» **Exercise aim**: Below are records; work out how many of their lines contain "INFORMATION" and give only that number.

» **Recorded data**:
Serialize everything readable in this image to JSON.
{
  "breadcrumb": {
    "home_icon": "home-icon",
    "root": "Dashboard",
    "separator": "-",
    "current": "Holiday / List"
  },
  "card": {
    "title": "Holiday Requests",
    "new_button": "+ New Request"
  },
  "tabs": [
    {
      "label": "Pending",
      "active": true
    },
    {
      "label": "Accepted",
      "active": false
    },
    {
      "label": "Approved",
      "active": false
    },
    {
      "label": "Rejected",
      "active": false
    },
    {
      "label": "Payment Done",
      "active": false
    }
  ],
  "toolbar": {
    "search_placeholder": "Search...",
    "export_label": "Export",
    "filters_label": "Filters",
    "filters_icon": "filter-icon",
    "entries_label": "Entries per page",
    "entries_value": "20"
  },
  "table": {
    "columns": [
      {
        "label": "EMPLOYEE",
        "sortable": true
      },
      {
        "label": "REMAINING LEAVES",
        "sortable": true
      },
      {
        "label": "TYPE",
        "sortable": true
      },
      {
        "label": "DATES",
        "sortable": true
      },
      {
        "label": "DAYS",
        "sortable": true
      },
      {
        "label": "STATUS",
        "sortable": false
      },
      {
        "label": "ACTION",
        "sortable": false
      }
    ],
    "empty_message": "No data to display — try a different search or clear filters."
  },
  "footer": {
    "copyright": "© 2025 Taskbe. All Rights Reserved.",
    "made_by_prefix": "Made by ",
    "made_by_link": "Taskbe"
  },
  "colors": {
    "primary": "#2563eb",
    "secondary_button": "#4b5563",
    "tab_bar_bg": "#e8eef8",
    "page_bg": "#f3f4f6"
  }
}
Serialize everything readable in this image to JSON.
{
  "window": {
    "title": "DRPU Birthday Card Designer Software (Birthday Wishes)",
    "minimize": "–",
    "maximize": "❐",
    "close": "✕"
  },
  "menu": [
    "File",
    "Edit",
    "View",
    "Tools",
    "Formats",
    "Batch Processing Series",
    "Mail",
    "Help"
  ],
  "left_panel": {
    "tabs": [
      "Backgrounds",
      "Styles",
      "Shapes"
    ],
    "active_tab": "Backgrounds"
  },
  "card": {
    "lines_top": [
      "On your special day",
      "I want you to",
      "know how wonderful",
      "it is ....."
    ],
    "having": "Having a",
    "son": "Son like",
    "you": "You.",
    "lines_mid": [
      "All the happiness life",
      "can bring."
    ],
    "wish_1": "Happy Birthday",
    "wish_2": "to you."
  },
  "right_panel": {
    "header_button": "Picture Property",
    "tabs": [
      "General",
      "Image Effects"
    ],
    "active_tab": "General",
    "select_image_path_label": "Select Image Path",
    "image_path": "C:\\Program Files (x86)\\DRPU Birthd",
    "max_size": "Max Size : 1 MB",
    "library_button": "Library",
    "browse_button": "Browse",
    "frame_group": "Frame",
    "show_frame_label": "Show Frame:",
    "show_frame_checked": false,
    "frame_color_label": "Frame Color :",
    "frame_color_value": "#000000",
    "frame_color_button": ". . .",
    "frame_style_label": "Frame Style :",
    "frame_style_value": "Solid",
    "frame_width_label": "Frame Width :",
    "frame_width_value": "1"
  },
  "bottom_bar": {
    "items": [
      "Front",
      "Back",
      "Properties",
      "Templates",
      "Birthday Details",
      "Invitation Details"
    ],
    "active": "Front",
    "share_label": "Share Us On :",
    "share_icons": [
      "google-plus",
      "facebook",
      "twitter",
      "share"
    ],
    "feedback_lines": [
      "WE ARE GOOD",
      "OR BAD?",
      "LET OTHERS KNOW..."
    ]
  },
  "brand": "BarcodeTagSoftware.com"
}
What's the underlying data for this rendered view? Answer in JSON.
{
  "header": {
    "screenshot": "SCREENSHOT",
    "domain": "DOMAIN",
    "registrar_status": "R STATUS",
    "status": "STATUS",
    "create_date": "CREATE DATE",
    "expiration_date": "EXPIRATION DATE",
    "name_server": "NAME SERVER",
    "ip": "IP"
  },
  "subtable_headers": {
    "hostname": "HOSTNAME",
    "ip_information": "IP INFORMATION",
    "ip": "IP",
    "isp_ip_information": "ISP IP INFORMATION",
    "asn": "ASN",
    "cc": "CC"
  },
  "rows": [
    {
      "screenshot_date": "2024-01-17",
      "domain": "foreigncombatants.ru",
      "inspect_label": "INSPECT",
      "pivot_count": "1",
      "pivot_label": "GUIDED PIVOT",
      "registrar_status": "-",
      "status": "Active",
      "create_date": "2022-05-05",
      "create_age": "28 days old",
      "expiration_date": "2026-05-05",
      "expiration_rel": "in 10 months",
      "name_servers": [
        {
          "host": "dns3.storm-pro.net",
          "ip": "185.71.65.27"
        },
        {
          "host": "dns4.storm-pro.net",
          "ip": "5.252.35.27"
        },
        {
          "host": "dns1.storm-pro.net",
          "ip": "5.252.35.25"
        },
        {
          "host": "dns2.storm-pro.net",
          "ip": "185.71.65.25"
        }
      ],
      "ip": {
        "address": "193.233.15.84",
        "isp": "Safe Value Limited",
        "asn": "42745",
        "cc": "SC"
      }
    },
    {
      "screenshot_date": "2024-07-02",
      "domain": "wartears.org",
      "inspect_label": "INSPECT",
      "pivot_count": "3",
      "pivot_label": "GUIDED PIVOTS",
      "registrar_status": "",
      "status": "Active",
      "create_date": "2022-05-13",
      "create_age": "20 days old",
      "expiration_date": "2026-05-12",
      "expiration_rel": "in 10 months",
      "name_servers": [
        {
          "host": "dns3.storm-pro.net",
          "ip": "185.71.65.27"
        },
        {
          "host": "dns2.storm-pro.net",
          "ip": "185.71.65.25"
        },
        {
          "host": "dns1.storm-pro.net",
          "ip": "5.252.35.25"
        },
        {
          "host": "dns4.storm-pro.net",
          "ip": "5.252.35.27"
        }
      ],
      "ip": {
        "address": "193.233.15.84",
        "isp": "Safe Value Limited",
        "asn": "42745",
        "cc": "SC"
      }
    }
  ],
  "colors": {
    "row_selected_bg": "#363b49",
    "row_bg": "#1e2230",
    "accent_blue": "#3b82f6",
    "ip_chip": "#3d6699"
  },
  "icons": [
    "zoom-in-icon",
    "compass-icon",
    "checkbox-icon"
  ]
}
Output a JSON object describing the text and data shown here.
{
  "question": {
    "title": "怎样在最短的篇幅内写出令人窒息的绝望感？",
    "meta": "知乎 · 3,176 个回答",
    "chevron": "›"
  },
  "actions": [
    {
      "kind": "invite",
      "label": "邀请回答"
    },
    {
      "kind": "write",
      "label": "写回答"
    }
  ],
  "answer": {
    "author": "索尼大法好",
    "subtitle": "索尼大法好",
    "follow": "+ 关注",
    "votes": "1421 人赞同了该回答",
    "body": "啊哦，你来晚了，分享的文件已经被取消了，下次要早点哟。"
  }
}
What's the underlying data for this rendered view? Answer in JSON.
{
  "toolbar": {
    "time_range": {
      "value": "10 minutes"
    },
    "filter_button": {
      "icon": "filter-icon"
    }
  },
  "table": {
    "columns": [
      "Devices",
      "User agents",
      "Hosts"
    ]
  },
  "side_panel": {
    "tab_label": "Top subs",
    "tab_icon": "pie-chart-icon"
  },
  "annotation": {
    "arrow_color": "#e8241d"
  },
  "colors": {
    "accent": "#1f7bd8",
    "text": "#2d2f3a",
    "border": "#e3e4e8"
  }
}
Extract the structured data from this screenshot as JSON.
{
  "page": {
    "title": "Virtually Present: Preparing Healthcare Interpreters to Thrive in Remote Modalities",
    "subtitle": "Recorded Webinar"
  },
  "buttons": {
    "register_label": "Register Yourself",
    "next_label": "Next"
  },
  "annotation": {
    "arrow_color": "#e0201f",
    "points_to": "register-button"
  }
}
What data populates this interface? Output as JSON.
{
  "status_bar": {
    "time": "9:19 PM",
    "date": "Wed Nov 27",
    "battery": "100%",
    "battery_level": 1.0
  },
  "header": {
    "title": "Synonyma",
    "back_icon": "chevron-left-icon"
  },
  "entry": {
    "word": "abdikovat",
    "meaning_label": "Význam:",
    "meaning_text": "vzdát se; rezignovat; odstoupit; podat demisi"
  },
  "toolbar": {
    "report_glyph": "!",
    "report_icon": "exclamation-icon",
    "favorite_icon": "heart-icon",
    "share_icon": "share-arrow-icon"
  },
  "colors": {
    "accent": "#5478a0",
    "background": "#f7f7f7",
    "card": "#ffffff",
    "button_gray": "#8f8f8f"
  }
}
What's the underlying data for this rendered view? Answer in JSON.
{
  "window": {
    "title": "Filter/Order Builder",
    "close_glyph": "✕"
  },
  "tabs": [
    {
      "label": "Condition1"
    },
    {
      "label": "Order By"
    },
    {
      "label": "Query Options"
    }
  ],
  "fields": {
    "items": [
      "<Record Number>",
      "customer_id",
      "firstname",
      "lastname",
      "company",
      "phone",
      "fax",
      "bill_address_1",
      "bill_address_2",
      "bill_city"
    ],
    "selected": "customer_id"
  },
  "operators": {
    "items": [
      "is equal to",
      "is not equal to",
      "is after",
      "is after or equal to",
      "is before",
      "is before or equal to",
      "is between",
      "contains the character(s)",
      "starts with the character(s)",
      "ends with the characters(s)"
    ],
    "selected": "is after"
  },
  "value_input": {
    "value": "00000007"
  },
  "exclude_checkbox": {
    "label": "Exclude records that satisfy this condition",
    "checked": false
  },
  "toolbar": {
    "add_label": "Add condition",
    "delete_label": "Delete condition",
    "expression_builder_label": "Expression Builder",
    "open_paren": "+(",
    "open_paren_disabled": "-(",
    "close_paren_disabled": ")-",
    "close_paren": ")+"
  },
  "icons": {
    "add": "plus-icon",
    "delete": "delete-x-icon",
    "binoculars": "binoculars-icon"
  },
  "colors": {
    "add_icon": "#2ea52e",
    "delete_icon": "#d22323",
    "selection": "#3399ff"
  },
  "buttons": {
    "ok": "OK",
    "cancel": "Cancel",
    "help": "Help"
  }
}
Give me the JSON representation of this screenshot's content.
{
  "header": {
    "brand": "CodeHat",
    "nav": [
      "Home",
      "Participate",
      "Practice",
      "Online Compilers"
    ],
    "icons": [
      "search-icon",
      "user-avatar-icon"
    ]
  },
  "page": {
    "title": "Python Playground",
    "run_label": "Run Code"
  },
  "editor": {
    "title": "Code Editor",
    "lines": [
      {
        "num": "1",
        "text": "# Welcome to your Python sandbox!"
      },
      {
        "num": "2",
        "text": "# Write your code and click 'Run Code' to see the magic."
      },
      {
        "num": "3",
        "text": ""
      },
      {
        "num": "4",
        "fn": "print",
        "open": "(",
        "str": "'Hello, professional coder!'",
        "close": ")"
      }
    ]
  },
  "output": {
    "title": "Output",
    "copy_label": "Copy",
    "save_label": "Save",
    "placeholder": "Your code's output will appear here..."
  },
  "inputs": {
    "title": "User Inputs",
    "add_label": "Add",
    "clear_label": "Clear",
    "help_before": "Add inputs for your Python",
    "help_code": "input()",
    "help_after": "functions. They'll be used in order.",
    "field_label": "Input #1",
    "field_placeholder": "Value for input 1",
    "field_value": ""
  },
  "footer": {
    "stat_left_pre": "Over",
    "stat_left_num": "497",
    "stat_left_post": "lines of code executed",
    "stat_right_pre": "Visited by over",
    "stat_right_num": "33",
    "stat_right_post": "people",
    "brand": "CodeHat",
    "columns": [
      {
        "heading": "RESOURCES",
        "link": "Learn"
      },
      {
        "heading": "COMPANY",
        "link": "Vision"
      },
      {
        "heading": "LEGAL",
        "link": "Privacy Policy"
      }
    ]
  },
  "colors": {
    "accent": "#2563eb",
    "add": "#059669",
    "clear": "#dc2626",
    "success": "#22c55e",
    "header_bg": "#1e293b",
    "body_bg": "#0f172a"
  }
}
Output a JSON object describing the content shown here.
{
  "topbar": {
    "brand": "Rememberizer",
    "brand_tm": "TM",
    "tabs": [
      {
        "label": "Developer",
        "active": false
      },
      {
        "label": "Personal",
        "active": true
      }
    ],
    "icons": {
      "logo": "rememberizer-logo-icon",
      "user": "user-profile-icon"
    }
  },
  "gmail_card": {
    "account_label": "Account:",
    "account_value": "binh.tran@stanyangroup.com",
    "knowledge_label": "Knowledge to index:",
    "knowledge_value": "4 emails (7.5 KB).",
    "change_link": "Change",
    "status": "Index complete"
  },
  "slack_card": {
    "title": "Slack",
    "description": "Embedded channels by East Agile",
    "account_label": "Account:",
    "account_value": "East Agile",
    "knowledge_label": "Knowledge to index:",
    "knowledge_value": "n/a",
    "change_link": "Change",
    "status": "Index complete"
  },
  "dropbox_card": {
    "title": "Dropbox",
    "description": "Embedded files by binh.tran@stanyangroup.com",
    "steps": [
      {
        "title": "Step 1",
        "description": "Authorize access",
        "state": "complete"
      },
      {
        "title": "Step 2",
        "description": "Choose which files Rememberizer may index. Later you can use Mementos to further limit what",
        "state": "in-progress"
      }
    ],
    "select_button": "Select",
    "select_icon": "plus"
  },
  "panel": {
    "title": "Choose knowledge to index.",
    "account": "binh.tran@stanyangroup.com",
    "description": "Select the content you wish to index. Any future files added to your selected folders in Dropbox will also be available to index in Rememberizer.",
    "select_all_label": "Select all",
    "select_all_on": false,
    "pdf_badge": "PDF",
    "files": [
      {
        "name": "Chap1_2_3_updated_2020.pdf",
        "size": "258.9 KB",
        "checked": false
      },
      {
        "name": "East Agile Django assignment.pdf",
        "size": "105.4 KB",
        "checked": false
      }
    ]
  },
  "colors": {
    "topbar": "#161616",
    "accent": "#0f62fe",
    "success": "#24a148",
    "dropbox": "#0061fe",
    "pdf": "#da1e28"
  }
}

» **Answer**: 2